## BEGIN DATA FOR THIS TASK

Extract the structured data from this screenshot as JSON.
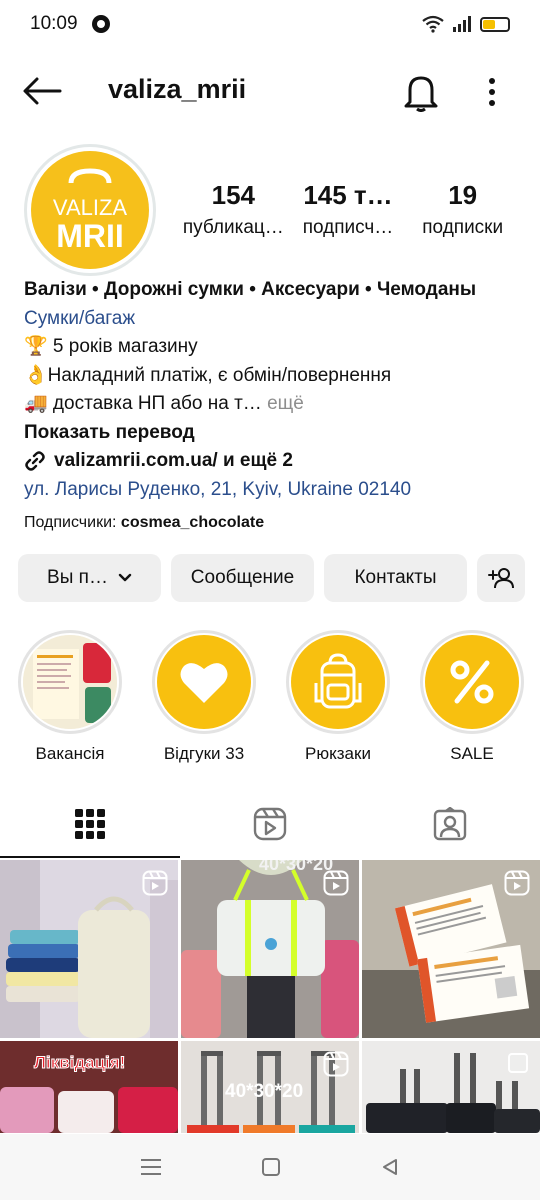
{
  "status_bar": {
    "time": "10:09",
    "icons": [
      "whatsapp-icon",
      "wifi-icon",
      "signal-icon",
      "battery-icon"
    ],
    "battery_color": "#f5c000"
  },
  "header": {
    "username": "valiza_mrii",
    "icons": [
      "back-arrow-icon",
      "bell-icon",
      "more-vertical-icon"
    ]
  },
  "profile": {
    "avatar_logo_line1": "VALIZA",
    "avatar_logo_line2": "MRII",
    "avatar_color": "#f6c01b",
    "stats": [
      {
        "value": "154",
        "label": "публикац…"
      },
      {
        "value": "145 т…",
        "label": "подписч…"
      },
      {
        "value": "19",
        "label": "подписки"
      }
    ]
  },
  "bio": {
    "title": "Валізи • Дорожні сумки • Аксесуари • Чемоданы",
    "category": "Сумки/багаж",
    "line1": "🏆 5 років магазину",
    "line2": "👌Накладний платіж, є обмін/повернення",
    "line3": "🚚 доставка НП або на т…",
    "more": "ещё",
    "translate": "Показать перевод",
    "link": "valizamrii.com.ua/ и ещё 2",
    "address": "ул. Ларисы Руденко, 21, Kyiv, Ukraine 02140",
    "link_color": "#2b4e8c"
  },
  "followers": {
    "prefix": "Подписчики:",
    "name": "cosmea_chocolate"
  },
  "buttons": {
    "follow": "Вы п…",
    "message": "Сообщение",
    "contacts": "Контакты"
  },
  "highlights": [
    {
      "label": "Вакансія",
      "icon": "photo-thumbnail"
    },
    {
      "label": "Відгуки 33",
      "icon": "heart-icon"
    },
    {
      "label": "Рюкзаки",
      "icon": "backpack-icon"
    },
    {
      "label": "SALE",
      "icon": "percent-icon"
    }
  ],
  "highlight_color": "#f8c00f",
  "tabs": [
    {
      "name": "grid",
      "icon": "grid-icon",
      "active": true
    },
    {
      "name": "reels",
      "icon": "reels-icon",
      "active": false
    },
    {
      "name": "tagged",
      "icon": "tagged-person-icon",
      "active": false
    }
  ],
  "grid_posts": [
    {
      "overlay_text": ""
    },
    {
      "overlay_text": "40*30*20"
    },
    {
      "overlay_text": ""
    },
    {
      "overlay_text": "Ліквідація!"
    },
    {
      "overlay_text": "40*30*20"
    },
    {
      "overlay_text": ""
    }
  ],
  "nav_icons": [
    "menu-icon",
    "home-square-icon",
    "back-triangle-icon"
  ]
}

## END DATA FOR THIS TASK

_THE EXERCISE_
Identify the lines that hold the word "label". Copy every one of them.

_WRITTEN ANSWER_
        "label": "публикац…"
        "label": "подписч…"
        "label": "подписки"
      "label": "Вакансія",
      "label": "Відгуки 33",
      "label": "Рюкзаки",
      "label": "SALE",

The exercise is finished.